[START]

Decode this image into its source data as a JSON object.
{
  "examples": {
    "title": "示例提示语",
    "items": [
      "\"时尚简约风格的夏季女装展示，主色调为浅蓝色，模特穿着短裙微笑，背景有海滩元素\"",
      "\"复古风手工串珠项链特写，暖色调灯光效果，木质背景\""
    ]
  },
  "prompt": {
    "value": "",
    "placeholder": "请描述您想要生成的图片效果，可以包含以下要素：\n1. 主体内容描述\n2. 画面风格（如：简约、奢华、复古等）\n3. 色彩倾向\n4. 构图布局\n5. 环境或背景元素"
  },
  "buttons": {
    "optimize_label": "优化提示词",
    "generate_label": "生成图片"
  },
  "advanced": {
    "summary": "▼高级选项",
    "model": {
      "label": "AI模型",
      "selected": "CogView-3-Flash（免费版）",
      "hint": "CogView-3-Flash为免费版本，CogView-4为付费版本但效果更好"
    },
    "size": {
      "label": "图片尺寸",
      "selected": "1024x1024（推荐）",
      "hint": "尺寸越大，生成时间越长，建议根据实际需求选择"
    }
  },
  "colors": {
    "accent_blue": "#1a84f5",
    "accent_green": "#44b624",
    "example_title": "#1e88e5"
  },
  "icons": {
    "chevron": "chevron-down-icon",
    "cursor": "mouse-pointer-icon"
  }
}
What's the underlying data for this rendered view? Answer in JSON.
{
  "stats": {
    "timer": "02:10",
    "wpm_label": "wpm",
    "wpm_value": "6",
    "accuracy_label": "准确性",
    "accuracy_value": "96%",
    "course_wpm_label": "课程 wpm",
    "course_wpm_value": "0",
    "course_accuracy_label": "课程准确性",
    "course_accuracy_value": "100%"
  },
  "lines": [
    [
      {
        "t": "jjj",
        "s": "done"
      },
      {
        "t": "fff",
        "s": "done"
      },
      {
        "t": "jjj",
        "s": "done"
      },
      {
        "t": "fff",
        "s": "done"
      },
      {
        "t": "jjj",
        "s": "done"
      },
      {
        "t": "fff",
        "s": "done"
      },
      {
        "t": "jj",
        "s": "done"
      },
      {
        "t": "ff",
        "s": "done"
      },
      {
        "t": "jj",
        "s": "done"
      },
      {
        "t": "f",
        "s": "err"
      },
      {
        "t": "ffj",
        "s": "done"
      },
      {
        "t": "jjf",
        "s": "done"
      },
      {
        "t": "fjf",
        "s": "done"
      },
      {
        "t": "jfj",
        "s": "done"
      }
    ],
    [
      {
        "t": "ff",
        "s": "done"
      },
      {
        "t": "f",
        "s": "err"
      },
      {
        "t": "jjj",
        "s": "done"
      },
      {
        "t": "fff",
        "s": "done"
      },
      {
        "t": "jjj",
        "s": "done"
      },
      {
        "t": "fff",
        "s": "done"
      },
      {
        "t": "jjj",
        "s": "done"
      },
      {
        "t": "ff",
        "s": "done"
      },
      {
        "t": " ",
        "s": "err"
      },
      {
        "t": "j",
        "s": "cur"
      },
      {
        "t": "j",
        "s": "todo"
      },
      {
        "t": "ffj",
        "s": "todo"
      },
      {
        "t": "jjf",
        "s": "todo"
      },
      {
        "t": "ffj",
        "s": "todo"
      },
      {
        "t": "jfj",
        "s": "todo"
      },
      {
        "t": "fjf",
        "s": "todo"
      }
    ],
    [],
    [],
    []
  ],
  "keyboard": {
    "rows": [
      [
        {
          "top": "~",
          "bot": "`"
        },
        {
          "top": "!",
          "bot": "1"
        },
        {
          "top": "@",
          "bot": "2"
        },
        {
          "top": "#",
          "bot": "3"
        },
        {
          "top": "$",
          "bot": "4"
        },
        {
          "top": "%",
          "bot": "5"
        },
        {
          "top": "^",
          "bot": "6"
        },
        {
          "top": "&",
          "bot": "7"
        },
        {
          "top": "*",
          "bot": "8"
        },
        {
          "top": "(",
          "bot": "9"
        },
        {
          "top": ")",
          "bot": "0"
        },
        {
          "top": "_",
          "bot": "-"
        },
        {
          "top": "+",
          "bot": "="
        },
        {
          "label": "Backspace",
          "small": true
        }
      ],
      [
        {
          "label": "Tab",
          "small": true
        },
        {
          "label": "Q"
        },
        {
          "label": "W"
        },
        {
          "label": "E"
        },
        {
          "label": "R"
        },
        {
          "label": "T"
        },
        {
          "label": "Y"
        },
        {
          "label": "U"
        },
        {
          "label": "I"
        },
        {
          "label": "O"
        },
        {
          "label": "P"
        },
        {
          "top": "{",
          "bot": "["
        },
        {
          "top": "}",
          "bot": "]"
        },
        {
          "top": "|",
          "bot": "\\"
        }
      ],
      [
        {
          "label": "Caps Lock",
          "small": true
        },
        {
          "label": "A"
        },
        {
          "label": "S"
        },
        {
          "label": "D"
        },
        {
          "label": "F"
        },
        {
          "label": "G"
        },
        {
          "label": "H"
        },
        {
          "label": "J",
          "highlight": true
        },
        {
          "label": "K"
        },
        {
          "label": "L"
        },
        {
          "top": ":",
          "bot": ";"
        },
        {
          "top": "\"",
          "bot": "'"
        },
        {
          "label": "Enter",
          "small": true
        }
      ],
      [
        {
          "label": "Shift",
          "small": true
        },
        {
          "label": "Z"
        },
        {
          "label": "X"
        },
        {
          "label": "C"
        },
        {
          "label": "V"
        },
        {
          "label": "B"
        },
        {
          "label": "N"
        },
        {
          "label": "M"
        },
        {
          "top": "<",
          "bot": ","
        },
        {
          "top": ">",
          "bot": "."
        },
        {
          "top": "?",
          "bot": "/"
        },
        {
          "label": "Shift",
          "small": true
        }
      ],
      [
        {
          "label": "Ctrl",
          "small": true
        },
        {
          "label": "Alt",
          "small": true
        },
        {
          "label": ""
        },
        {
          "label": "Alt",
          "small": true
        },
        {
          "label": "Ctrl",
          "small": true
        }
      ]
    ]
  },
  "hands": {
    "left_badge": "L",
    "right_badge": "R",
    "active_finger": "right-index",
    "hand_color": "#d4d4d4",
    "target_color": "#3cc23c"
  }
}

[END]

| REQUIREMENT |
Print back all the lines verbatim.

| SOLUTION BELOW |
Decode this image into its source data as a JSON object.
{
  "examples": {
    "title": "示例提示语",
    "items": [
      "\"时尚简约风格的夏季女装展示，主色调为浅蓝色，模特穿着短裙微笑，背景有海滩元素\"",
      "\"复古风手工串珠项链特写，暖色调灯光效果，木质背景\""
    ]
  },
  "prompt": {
    "value": "",
    "placeholder": "请描述您想要生成的图片效果，可以包含以下要素：\n1. 主体内容描述\n2. 画面风格（如：简约、奢华、复古等）\n3. 色彩倾向\n4. 构图布局\n5. 环境或背景元素"
  },
  "buttons": {
    "optimize_label": "优化提示词",
    "generate_label": "生成图片"
  },
  "advanced": {
    "summary": "▼高级选项",
    "model": {
      "label": "AI模型",
      "selected": "CogView-3-Flash（免费版）",
      "hint": "CogView-3-Flash为免费版本，CogView-4为付费版本但效果更好"
    },
    "size": {
      "label": "图片尺寸",
      "selected": "1024x1024（推荐）",
      "hint": "尺寸越大，生成时间越长，建议根据实际需求选择"
    }
  },
  "colors": {
    "accent_blue": "#1a84f5",
    "accent_green": "#44b624",
    "example_title": "#1e88e5"
  },
  "icons": {
    "chevron": "chevron-down-icon",
    "cursor": "mouse-pointer-icon"
  }
}
What's the underlying data for this rendered view? Answer in JSON.
{
  "stats": {
    "timer": "02:10",
    "wpm_label": "wpm",
    "wpm_value": "6",
    "accuracy_label": "准确性",
    "accuracy_value": "96%",
    "course_wpm_label": "课程 wpm",
    "course_wpm_value": "0",
    "course_accuracy_label": "课程准确性",
    "course_accuracy_value": "100%"
  },
  "lines": [
    [
      {
        "t": "jjj",
        "s": "done"
      },
      {
        "t": "fff",
        "s": "done"
      },
      {
        "t": "jjj",
        "s": "done"
      },
      {
        "t": "fff",
        "s": "done"
      },
      {
        "t": "jjj",
        "s": "done"
      },
      {
        "t": "fff",
        "s": "done"
      },
      {
        "t": "jj",
        "s": "done"
      },
      {
        "t": "ff",
        "s": "done"
      },
      {
        "t": "jj",
        "s": "done"
      },
      {
        "t": "f",
        "s": "err"
      },
      {
        "t": "ffj",
        "s": "done"
      },
      {
        "t": "jjf",
        "s": "done"
      },
      {
        "t": "fjf",
        "s": "done"
      },
      {
        "t": "jfj",
        "s": "done"
      }
    ],
    [
      {
        "t": "ff",
        "s": "done"
      },
      {
        "t": "f",
        "s": "err"
      },
      {
        "t": "jjj",
        "s": "done"
      },
      {
        "t": "fff",
        "s": "done"
      },
      {
        "t": "jjj",
        "s": "done"
      },
      {
        "t": "fff",
        "s": "done"
      },
      {
        "t": "jjj",
        "s": "done"
      },
      {
        "t": "ff",
        "s": "done"
      },
      {
        "t": " ",
        "s": "err"
      },
      {
        "t": "j",
        "s": "cur"
      },
      {
        "t": "j",
        "s": "todo"
      },
      {
        "t": "ffj",
        "s": "todo"
      },
      {
        "t": "jjf",
        "s": "todo"
      },
      {
        "t": "ffj",
        "s": "todo"
      },
      {
        "t": "jfj",
        "s": "todo"
      },
      {
        "t": "fjf",
        "s": "todo"
      }
    ],
    [],
    [],
    []
  ],
  "keyboard": {
    "rows": [
      [
        {
          "top": "~",
          "bot": "`"
        },
        {
          "top": "!",
          "bot": "1"
        },
        {
          "top": "@",
          "bot": "2"
        },
        {
          "top": "#",
          "bot": "3"
        },
        {
          "top": "$",
          "bot": "4"
        },
        {
          "top": "%",
          "bot": "5"
        },
        {
          "top": "^",
          "bot": "6"
        },
        {
          "top": "&",
          "bot": "7"
        },
        {
          "top": "*",
          "bot": "8"
        },
        {
          "top": "(",
          "bot": "9"
        },
        {
          "top": ")",
          "bot": "0"
        },
        {
          "top": "_",
          "bot": "-"
        },
        {
          "top": "+",
          "bot": "="
        },
        {
          "label": "Backspace",
          "small": true
        }
      ],
      [
        {
          "label": "Tab",
          "small": true
        },
        {
          "label": "Q"
        },
        {
          "label": "W"
        },
        {
          "label": "E"
        },
        {
          "label": "R"
        },
        {
          "label": "T"
        },
        {
          "label": "Y"
        },
        {
          "label": "U"
        },
        {
          "label": "I"
        },
        {
          "label": "O"
        },
        {
          "label": "P"
        },
        {
          "top": "{",
          "bot": "["
        },
        {
          "top": "}",
          "bot": "]"
        },
        {
          "top": "|",
          "bot": "\\"
        }
      ],
      [
        {
          "label": "Caps Lock",
          "small": true
        },
        {
          "label": "A"
        },
        {
          "label": "S"
        },
        {
          "label": "D"
        },
        {
          "label": "F"
        },
        {
          "label": "G"
        },
        {
          "label": "H"
        },
        {
          "label": "J",
          "highlight": true
        },
        {
          "label": "K"
        },
        {
          "label": "L"
        },
        {
          "top": ":",
          "bot": ";"
        },
        {
          "top": "\"",
          "bot": "'"
        },
        {
          "label": "Enter",
          "small": true
        }
      ],
      [
        {
          "label": "Shift",
          "small": true
        },
        {
          "label": "Z"
        },
        {
          "label": "X"
        },
        {
          "label": "C"
        },
        {
          "label": "V"
        },
        {
          "label": "B"
        },
        {
          "label": "N"
        },
        {
          "label": "M"
        },
        {
          "top": "<",
          "bot": ","
        },
        {
          "top": ">",
          "bot": "."
        },
        {
          "top": "?",
          "bot": "/"
        },
        {
          "label": "Shift",
          "small": true
        }
      ],
      [
        {
          "label": "Ctrl",
          "small": true
        },
        {
          "label": "Alt",
          "small": true
        },
        {
          "label": ""
        },
        {
          "label": "Alt",
          "small": true
        },
        {
          "label": "Ctrl",
          "small": true
        }
      ]
    ]
  },
  "hands": {
    "left_badge": "L",
    "right_badge": "R",
    "active_finger": "right-index",
    "hand_color": "#d4d4d4",
    "target_color": "#3cc23c"
  }
}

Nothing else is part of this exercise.